Problem statement: Copy out all lines carrying the word "Class".

Input records:
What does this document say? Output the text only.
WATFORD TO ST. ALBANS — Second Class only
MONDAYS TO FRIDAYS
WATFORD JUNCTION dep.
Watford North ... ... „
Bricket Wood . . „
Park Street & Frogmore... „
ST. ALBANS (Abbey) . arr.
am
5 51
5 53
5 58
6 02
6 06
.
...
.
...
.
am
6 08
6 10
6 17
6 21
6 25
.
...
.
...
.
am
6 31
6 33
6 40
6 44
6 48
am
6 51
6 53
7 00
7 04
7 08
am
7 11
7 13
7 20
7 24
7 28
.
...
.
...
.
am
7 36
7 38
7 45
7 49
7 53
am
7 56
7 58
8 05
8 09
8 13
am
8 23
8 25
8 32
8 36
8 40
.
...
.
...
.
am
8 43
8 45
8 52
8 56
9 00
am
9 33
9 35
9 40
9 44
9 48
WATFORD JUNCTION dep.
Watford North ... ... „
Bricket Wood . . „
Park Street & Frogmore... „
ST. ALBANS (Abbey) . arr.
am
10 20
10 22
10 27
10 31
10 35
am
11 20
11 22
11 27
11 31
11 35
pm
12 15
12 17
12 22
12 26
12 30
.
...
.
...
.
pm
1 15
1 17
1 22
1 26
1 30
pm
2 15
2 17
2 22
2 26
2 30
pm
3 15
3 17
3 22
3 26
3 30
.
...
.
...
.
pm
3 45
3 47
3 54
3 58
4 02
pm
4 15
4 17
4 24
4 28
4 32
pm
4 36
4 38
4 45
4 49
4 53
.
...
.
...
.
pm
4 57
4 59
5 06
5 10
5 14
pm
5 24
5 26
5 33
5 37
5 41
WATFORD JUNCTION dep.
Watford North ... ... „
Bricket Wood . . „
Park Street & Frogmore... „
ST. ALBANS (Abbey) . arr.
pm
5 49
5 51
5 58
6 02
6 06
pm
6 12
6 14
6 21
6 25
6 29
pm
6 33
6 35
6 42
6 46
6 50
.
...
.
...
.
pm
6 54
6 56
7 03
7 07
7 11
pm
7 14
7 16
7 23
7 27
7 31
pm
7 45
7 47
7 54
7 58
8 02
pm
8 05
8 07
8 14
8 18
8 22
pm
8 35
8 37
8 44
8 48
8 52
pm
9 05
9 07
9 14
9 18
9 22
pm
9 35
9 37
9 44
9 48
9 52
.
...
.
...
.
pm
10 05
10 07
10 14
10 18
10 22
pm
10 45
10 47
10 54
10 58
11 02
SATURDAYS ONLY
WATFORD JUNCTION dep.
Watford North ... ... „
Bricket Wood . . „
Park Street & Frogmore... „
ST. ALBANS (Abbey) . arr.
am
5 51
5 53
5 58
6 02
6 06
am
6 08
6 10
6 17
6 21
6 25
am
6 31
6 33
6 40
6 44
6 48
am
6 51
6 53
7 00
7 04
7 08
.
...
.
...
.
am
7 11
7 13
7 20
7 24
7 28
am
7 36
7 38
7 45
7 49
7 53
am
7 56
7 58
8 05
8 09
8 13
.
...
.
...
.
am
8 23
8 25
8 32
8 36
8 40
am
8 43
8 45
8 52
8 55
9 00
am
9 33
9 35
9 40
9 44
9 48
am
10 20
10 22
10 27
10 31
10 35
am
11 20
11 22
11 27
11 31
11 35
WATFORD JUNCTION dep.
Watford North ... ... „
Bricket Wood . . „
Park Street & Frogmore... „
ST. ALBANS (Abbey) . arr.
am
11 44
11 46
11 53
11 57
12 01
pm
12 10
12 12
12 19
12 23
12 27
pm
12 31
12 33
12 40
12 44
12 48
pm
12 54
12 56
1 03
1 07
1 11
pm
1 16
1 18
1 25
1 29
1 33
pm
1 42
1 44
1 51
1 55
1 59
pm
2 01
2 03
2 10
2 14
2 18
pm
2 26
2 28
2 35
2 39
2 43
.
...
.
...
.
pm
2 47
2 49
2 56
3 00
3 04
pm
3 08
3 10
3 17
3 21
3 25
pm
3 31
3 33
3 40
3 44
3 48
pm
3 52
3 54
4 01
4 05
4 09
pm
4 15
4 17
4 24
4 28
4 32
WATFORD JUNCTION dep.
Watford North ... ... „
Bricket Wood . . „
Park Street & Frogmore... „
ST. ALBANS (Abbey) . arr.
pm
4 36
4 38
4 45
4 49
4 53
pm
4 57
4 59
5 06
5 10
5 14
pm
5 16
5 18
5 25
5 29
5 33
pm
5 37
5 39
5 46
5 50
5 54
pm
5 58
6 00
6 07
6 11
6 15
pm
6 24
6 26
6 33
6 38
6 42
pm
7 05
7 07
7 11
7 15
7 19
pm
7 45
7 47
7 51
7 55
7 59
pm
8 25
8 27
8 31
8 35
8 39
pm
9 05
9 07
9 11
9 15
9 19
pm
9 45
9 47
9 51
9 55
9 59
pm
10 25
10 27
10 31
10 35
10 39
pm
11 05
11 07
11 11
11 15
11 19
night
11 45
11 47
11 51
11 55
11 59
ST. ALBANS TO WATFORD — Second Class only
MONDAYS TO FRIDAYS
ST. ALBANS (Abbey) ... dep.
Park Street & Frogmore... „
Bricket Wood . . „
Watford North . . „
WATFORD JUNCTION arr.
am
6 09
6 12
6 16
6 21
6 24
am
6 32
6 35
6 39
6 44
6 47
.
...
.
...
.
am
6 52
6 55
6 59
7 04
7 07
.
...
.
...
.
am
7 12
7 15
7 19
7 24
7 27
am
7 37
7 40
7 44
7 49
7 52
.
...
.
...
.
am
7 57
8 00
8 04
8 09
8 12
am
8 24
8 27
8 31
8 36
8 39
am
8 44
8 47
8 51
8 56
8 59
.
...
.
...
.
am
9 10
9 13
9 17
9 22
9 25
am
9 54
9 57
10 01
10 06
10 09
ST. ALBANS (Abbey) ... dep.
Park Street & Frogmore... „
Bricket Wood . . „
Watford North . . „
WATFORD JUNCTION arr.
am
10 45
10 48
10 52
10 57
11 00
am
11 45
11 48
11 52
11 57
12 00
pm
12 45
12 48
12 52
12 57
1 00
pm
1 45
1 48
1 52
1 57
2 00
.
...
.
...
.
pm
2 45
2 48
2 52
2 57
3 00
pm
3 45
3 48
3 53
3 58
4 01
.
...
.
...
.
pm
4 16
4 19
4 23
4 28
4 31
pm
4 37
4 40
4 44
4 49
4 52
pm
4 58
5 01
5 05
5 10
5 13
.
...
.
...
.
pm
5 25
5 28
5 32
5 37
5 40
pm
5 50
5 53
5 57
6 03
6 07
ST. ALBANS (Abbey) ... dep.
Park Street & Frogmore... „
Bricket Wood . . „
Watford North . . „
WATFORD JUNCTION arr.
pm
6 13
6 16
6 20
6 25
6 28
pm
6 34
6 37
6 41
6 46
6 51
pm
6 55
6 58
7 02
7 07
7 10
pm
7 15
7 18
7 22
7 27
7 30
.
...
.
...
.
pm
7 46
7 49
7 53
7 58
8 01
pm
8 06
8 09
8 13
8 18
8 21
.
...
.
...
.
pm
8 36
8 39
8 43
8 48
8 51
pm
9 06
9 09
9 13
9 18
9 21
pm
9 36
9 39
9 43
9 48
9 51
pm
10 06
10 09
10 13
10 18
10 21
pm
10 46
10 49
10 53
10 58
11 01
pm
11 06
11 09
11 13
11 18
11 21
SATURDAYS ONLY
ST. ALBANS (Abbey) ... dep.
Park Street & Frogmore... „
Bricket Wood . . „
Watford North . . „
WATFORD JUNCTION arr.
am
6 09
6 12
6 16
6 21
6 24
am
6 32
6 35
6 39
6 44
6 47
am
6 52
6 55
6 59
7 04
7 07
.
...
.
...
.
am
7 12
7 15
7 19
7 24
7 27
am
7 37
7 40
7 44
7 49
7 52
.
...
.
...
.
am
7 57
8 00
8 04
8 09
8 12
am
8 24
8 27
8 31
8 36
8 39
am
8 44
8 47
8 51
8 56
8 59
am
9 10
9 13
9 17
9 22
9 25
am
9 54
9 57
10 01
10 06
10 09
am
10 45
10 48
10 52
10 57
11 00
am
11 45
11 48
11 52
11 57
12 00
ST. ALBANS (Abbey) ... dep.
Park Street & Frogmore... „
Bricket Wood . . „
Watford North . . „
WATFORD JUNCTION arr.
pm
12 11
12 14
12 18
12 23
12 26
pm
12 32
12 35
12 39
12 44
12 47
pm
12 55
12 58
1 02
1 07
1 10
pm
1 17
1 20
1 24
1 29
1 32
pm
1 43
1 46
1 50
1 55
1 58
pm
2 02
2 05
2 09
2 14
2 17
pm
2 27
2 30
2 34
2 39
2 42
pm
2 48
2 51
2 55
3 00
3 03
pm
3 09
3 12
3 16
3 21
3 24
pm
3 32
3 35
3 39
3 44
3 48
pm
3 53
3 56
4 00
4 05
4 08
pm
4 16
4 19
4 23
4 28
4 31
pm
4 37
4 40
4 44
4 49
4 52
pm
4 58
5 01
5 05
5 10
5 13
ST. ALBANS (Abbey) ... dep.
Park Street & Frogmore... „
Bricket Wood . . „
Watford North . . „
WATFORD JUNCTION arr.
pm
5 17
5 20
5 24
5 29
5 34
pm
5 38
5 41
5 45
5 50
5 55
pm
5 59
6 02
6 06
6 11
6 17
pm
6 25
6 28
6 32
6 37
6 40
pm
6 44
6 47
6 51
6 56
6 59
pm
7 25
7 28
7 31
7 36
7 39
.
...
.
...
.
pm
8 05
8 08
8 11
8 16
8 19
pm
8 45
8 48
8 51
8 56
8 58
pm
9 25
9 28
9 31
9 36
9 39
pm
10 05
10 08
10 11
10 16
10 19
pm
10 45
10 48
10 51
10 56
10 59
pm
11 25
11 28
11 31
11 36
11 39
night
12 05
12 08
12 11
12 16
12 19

Exercise solution:
WATFORD TO ST. ALBANS — Second Class only
ST. ALBANS TO WATFORD — Second Class only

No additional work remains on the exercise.